-- Directions --
In the passage about the first Queen's Speech, what scheme was announced to let talented children from poorer backgrounds attend private schools?

THE FIRST QUEEN’S SPEECH

Our first opportunity to demonstrate to both friends and opponents that we would not be deterred by the difficulties was the Queen’s Speech. The first Loyal Address (as it is also called) of a new government sets the tone for its whole term of office. If the opportunity to set a radical new course is not taken, it will almost certainly never recur. And the world realizes that underneath all the brave new rhetoric, it is Business As Usual. I was determined to send out a clear signal of change.

By the end of the debates on the Address it was evident that the House of Commons could expect a heavy programme, designed to reverse socialism, extend choice and widen property ownership. There would be legislation to restrict the activities of Labour’s National Enterprise Board and to begin the process of returning state-owned businesses and assets to the private sector. We would give council tenants the right to buy their homes at large discounts, with the possibility of 100 per cent mortgages. There would be partial deregulation of new private sector renting. (Decades of restrictive controls had steadily reduced the opportunities for those who wished to rent accommodation and thereby retarded labour mobility and economic progress.) We would repeal Labour’s Community Land Act — this attempt to nationalize the gains accruing from development had created a shortage of land and pushed up prices. We removed the obligation on local authorities to replace grammar schools and announced the introduction of the Assisted Places Scheme, enabling talented children from poorer backgrounds to go to private schools. These were the first of what I hoped would be many steps to ensure that children from families like my own had the chance of self-improvement. We would, finally, curb what were often the corrupt and wasteful activities of local government direct labour organizations (usually socialist controlled).

-- Recorded information --

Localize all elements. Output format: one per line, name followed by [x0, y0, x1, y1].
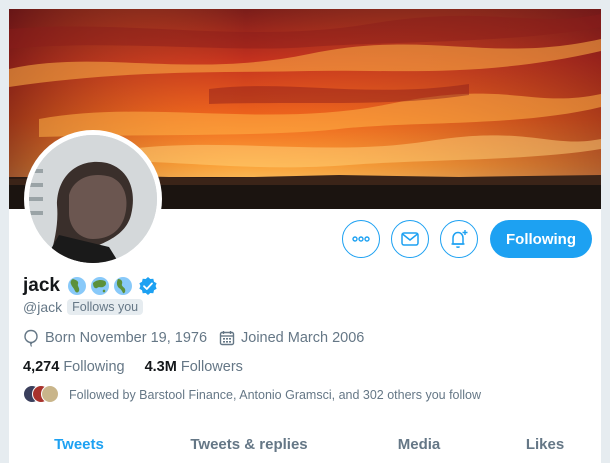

-- Exercise result --
The Assisted Places Scheme.